## WHAT IS BEING ASKED
Reproduce the lines from the one containing "chat-message: こんにちは。製品や保守のことなら、何でも聞いてください。 [1319,350,1744,436]" through the one containing "step-label: 業界 [373,77,408,100]", inclusive, exactly as they appear in the records.

## DATA
○ ○ ○ ○ ○
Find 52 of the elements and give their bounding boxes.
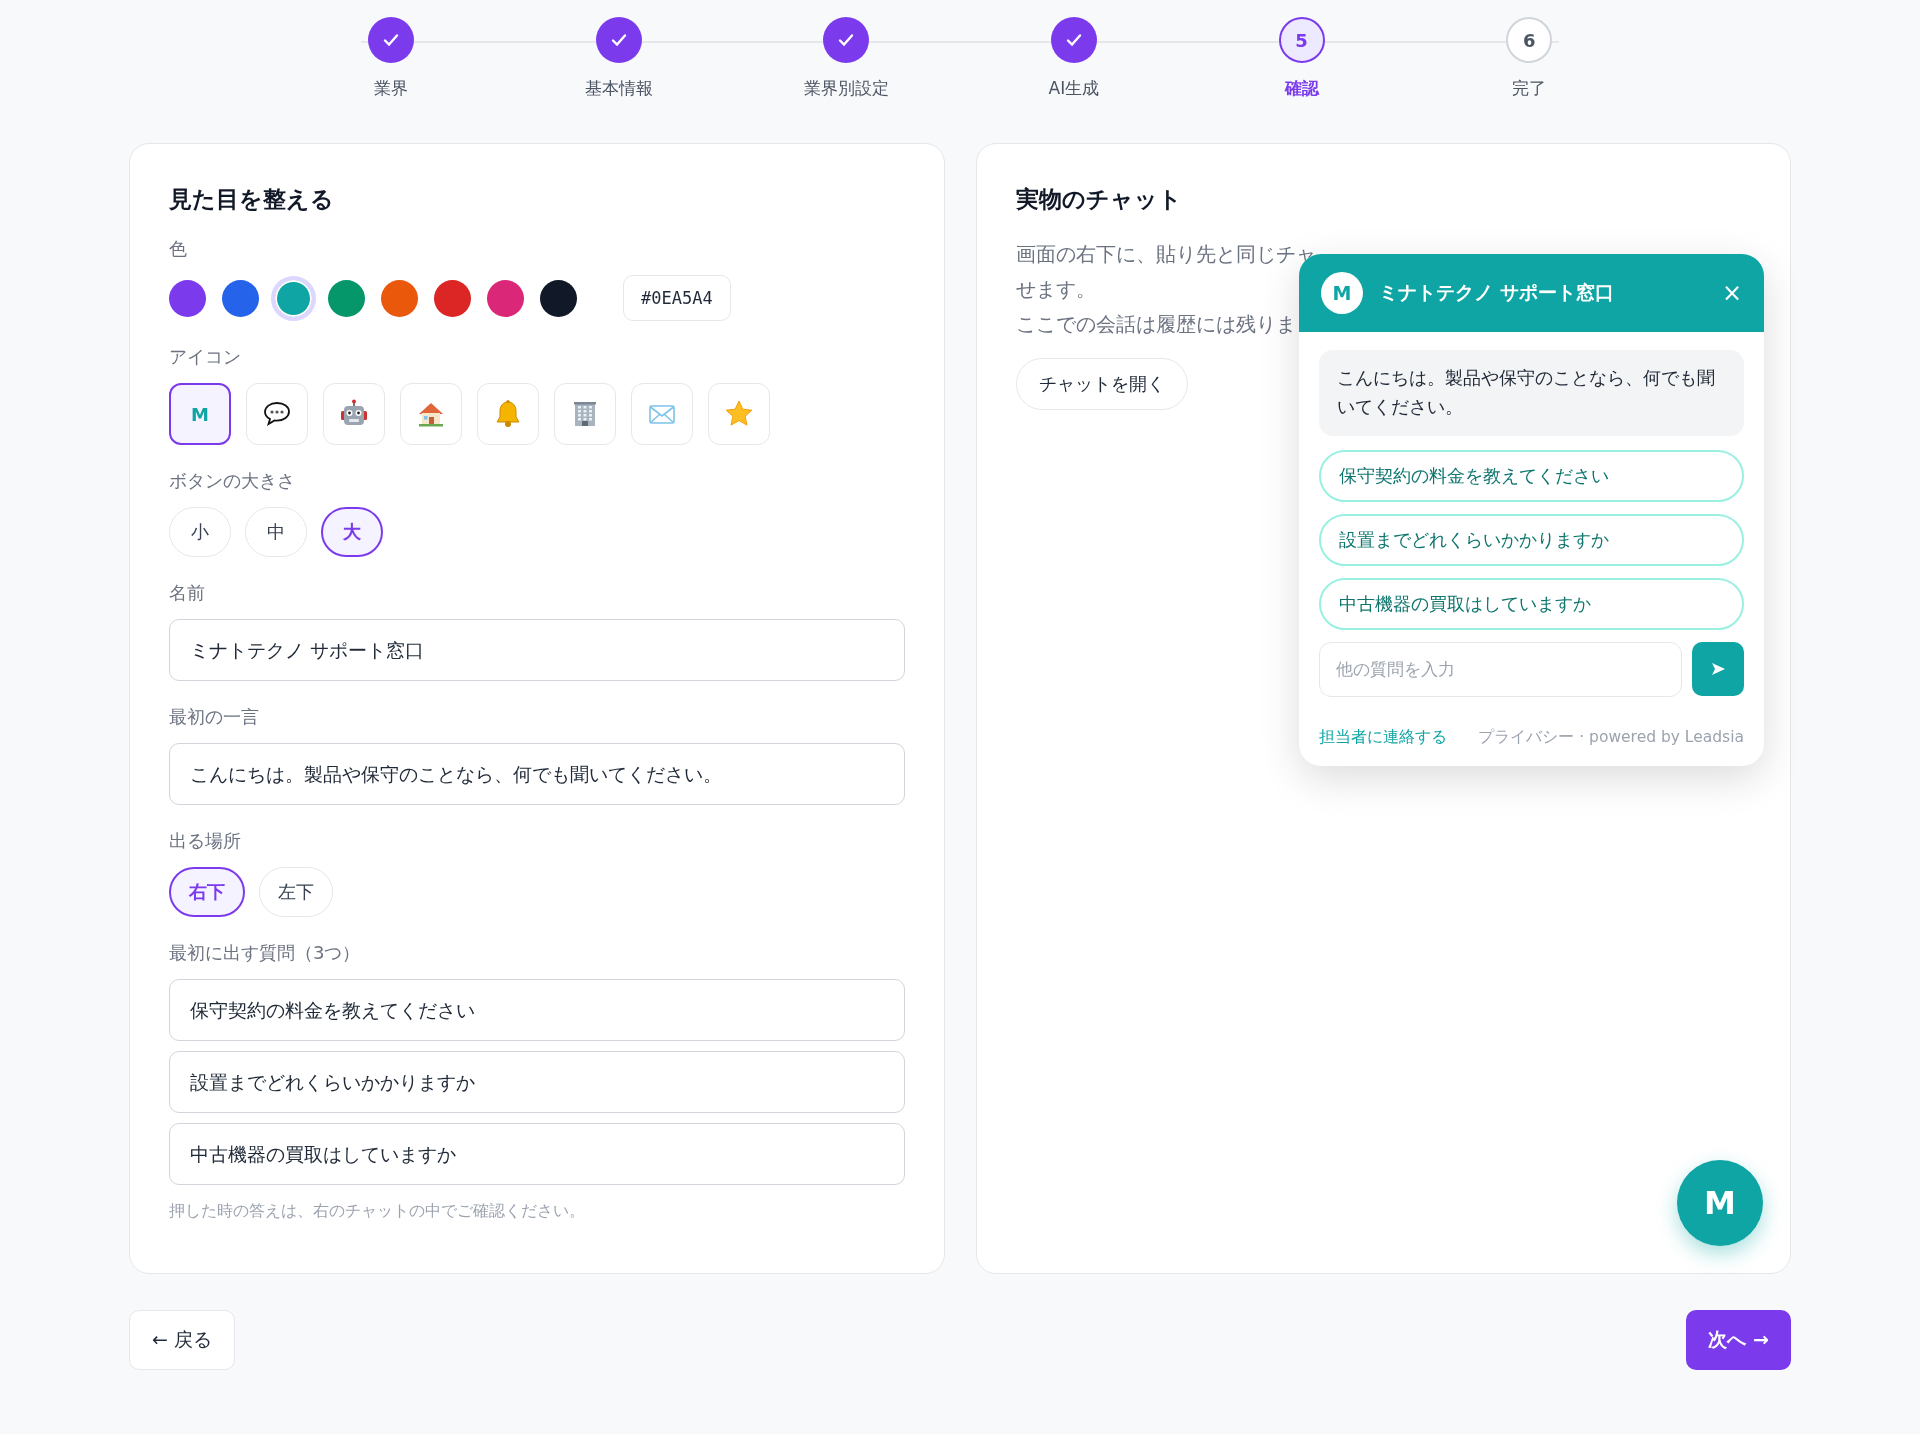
chat-message: こんにちは。製品や保守のことなら、何でも聞いてください。 [1319,350,1744,436]
icon-option[interactable] [246,383,308,445]
step-number: 5 [1278,17,1325,63]
text-field[interactable]: ミナトテクノ サポート窓口 [169,619,905,681]
suggestion-chip[interactable]: 設置までどれくらいかかりますか [1319,513,1744,566]
field-label: 最初の一言 [169,705,260,729]
step-label: 業界別設定 [803,77,889,100]
panel-title: 実物のチャット [1015,185,1183,214]
hint-text: 押した時の答えは、右のチャットの中でご確認ください。 [169,1201,586,1222]
suggestion-chip[interactable]: 中古機器の買取はしていますか [1319,577,1744,630]
footer-text: プライバシー · powered by Leadsia [1478,726,1744,748]
option-pill[interactable]: 左下 [259,867,333,917]
note-text: ここでの会話は履歴には残りま [1015,312,1296,339]
option-pill[interactable]: 中 [245,507,307,557]
option-pill[interactable]: 小 [169,507,231,557]
field-label: 名前 [169,581,206,605]
send-icon [1710,660,1726,677]
description-text: せます。 [1015,277,1096,304]
question-field[interactable]: 中古機器の買取はしていますか [169,1123,905,1185]
step-label: 業界 [373,77,408,100]
field-label: ボタンの大きさ [169,469,296,493]
color-swatch[interactable] [434,279,471,317]
field-label: アイコン [169,345,242,369]
color-swatch[interactable] [328,279,365,317]
hex-color-field[interactable]: #0EA5A4 [623,275,731,321]
color-swatch[interactable] [169,279,206,317]
panel-title: 見た目を整える [169,185,335,214]
suggestion-chip[interactable]: 保守契約の料金を教えてください [1319,449,1744,502]
back-button[interactable]: ← 戻る [129,1310,235,1370]
send-button[interactable] [1692,641,1744,696]
message-input[interactable]: 他の質問を入力 [1319,641,1682,697]
step-label: AI生成 [1048,77,1100,100]
step-number: 6 [1506,17,1553,63]
color-swatch[interactable] [222,279,259,317]
color-swatch[interactable] [381,279,418,317]
question-field[interactable]: 設置までどれくらいかかりますか [169,1051,905,1113]
step-label: 完了 [1512,77,1547,100]
chat-avatar: M [1321,272,1363,314]
option-pill[interactable]: 右下 [169,867,245,917]
text-field[interactable]: こんにちは。製品や保守のことなら、何でも聞いてください。 [169,743,905,805]
chat-title: ミナトテクノ サポート窓口 [1379,280,1615,305]
question-field[interactable]: 保守契約の料金を教えてください [169,979,905,1041]
next-button[interactable]: 次へ → [1686,1310,1791,1370]
step-label: 基本情報 [584,77,653,100]
option-pill[interactable]: 大 [321,507,383,557]
field-label: 色 [169,237,188,261]
field-label: 出る場所 [169,829,242,853]
open-chat-button[interactable]: チャットを開く [1015,358,1188,411]
color-swatch[interactable] [540,279,577,317]
color-swatch[interactable] [487,279,524,317]
step-label: 確認 [1284,77,1319,100]
field-label: 最初に出す質問（3つ） [169,941,362,965]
○ ○ ○ ○ ○
## TASK RESULT
chat-message: こんにちは。製品や保守のことなら、何でも聞いてください。 [1319,350,1744,436]
icon-option[interactable] [246,383,308,445]
step-number: 5 [1278,17,1325,63]
text-field[interactable]: ミナトテクノ サポート窓口 [169,619,905,681]
suggestion-chip[interactable]: 設置までどれくらいかかりますか [1319,513,1744,566]
field-label: 最初の一言 [169,705,260,729]
step-label: 業界別設定 [803,77,889,100]
panel-title: 実物のチャット [1015,185,1183,214]
hint-text: 押した時の答えは、右のチャットの中でご確認ください。 [169,1201,586,1222]
suggestion-chip[interactable]: 中古機器の買取はしていますか [1319,577,1744,630]
footer-text: プライバシー · powered by Leadsia [1478,726,1744,748]
option-pill[interactable]: 左下 [259,867,333,917]
note-text: ここでの会話は履歴には残りま [1015,312,1296,339]
option-pill[interactable]: 中 [245,507,307,557]
option-pill[interactable]: 小 [169,507,231,557]
field-label: 名前 [169,581,206,605]
send-icon [1710,660,1726,677]
description-text: せます。 [1015,277,1096,304]
question-field[interactable]: 中古機器の買取はしていますか [169,1123,905,1185]
step-label: 業界 [373,77,408,100]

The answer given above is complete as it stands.